#### DATA TO USE

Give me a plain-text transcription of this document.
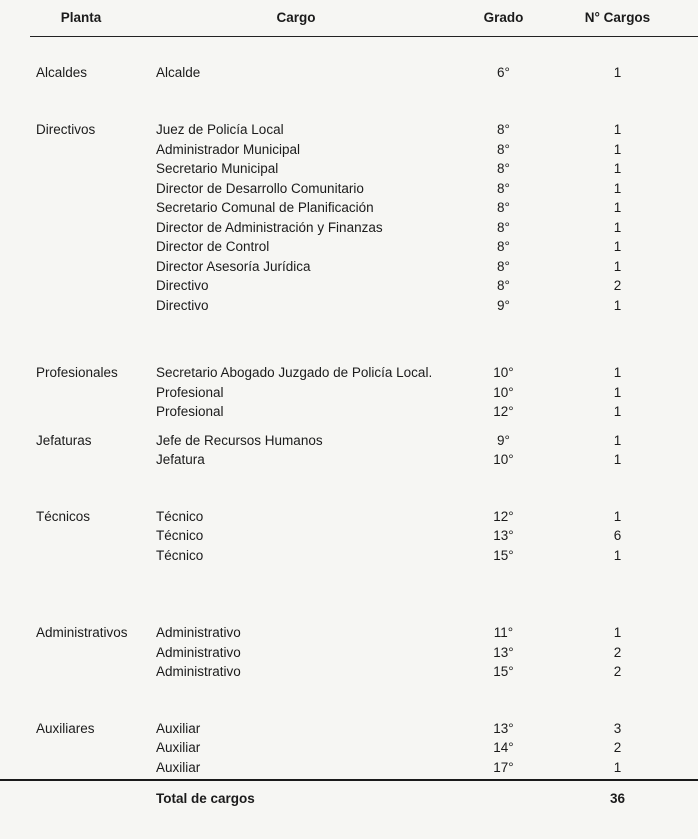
Planta	Cargo	Grado	N° Cargos
Alcaldes	Alcalde	6°	1
Directivos	Juez de Policía Local	8°	1
Administrador Municipal	8°	1
Secretario Municipal	8°	1
Director de Desarrollo Comunitario	8°	1
Secretario Comunal de Planificación	8°	1
Director de Administración y Finanzas	8°	1
Director de Control	8°	1
Director Asesoría Jurídica	8°	1
Directivo	8°	2
Directivo	9°	1
Profesionales	Secretario Abogado Juzgado de Policía Local.	10°	1
Profesional	10°	1
Profesional	12°	1
Jefaturas	Jefe de Recursos Humanos	9°	1
Jefatura	10°	1
Técnicos	Técnico	12°	1
Técnico	13°	6
Técnico	15°	1
Administrativos	Administrativo	11°	1
Administrativo	13°	2
Administrativo	15°	2
Auxiliares	Auxiliar	13°	3
Auxiliar	14°	2
Auxiliar	17°	1
Total de cargos	36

########

WORK TO BE COMPLETED.
Pictures in the records above are left out; print everything else exactly as written.

CORRECT OUTPUT.
Give me a plain-text transcription of this document.
Planta	Cargo	Grado	N° Cargos
Alcaldes	Alcalde	6°	1
Directivos	Juez de Policía Local	8°	1
Administrador Municipal	8°	1
Secretario Municipal	8°	1
Director de Desarrollo Comunitario	8°	1
Secretario Comunal de Planificación	8°	1
Director de Administración y Finanzas	8°	1
Director de Control	8°	1
Director Asesoría Jurídica	8°	1
Directivo	8°	2
Directivo	9°	1
Profesionales	Secretario Abogado Juzgado de Policía Local.	10°	1
Profesional	10°	1
Profesional	12°	1
Jefaturas	Jefe de Recursos Humanos	9°	1
Jefatura	10°	1
Técnicos	Técnico	12°	1
Técnico	13°	6
Técnico	15°	1
Administrativos	Administrativo	11°	1
Administrativo	13°	2
Administrativo	15°	2
Auxiliares	Auxiliar	13°	3
Auxiliar	14°	2
Auxiliar	17°	1
Total de cargos	36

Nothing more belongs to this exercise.